> **STATED EXERCISE**
Provide the number of lines containing the word "noche", and nothing else.

> **MATERIAL PROVIDED**
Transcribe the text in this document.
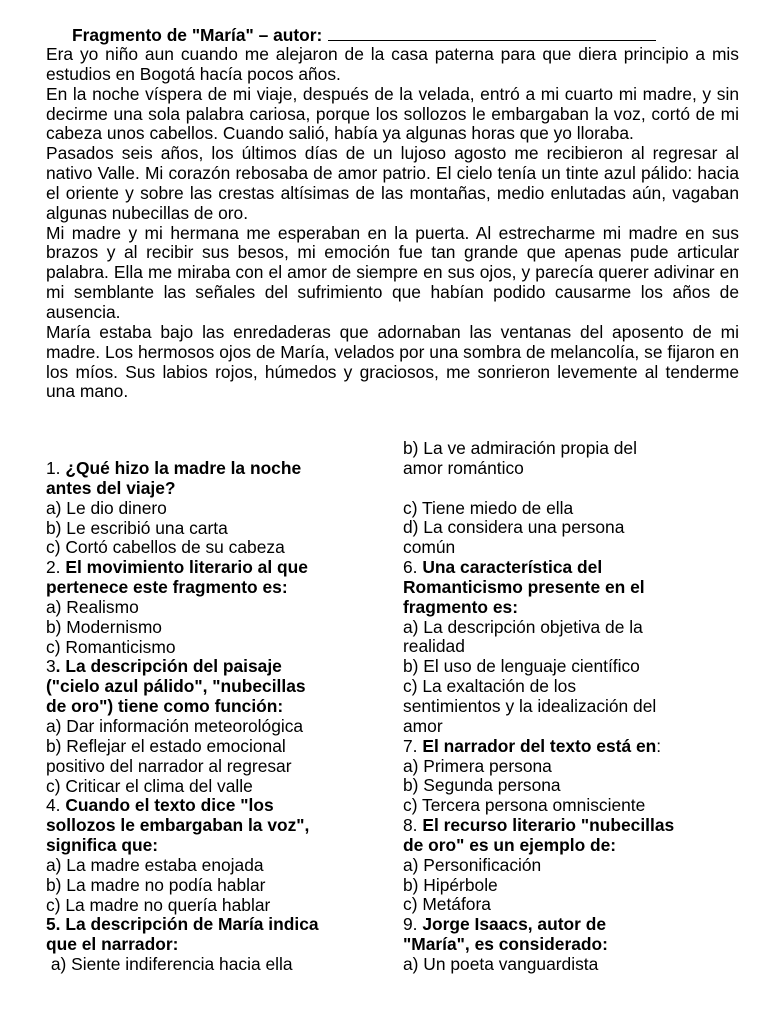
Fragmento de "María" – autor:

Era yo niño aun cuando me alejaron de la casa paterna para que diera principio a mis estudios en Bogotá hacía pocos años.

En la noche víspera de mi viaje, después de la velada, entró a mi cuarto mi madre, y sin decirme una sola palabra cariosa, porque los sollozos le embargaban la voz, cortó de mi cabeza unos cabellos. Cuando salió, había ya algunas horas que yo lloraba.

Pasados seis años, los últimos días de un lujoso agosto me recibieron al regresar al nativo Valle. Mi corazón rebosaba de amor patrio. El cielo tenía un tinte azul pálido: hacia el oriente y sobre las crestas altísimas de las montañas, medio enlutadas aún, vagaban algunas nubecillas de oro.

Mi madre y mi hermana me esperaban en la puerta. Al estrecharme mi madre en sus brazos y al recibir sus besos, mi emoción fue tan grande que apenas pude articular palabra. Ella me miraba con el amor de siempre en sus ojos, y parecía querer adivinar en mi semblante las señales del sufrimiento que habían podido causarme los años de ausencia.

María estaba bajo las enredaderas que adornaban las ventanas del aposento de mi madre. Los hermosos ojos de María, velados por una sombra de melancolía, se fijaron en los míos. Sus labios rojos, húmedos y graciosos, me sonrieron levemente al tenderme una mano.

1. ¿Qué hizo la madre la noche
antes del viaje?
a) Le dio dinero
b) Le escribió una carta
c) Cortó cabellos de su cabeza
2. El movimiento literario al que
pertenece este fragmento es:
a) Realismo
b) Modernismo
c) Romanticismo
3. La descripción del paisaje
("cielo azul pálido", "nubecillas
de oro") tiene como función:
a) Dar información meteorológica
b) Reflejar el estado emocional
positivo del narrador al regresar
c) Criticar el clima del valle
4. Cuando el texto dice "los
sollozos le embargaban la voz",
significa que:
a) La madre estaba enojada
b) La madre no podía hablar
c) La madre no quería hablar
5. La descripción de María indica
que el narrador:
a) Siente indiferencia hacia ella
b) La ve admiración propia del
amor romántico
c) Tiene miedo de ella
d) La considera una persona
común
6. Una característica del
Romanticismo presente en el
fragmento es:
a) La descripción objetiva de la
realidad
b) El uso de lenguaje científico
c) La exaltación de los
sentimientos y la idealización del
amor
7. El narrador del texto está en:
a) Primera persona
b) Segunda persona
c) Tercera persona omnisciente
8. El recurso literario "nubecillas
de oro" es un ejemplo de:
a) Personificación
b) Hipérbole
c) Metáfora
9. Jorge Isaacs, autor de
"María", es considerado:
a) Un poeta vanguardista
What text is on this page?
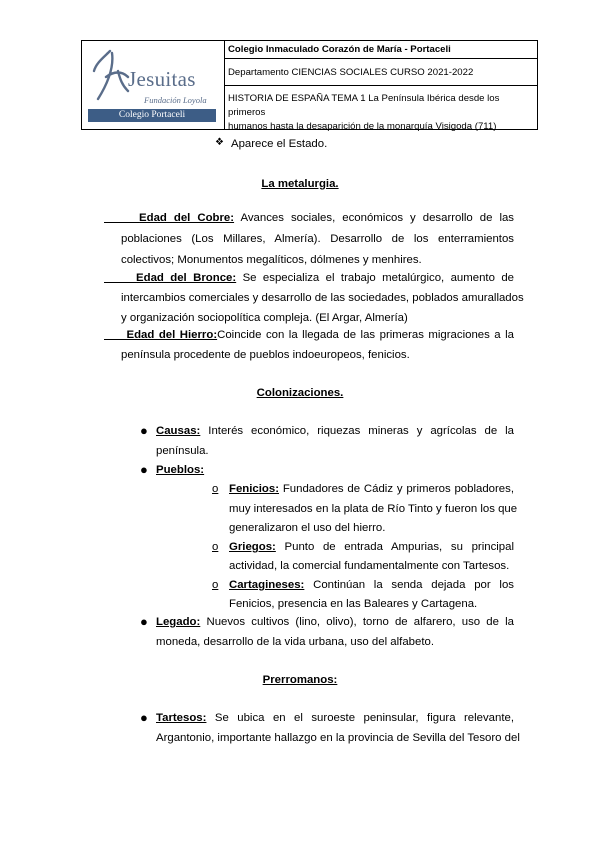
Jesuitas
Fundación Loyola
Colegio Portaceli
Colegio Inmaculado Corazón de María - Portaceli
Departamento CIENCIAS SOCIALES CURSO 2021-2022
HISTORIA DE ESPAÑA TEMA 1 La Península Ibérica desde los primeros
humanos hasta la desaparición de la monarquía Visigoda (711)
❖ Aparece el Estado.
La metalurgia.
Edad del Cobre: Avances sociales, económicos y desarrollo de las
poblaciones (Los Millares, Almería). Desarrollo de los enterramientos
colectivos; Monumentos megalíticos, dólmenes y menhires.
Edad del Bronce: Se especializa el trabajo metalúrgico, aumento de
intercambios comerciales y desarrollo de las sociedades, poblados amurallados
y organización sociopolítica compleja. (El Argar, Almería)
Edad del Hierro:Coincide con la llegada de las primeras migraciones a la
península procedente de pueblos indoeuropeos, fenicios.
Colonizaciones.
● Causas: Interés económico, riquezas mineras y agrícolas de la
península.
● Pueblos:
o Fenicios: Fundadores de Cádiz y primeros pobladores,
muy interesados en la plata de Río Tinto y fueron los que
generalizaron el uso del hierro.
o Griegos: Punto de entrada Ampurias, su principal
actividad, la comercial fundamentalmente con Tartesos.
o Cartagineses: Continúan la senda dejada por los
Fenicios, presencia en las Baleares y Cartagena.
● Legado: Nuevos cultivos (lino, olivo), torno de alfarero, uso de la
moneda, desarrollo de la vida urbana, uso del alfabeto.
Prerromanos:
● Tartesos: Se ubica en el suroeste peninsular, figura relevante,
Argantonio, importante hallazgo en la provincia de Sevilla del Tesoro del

> **THE COMPLETED TASK**
2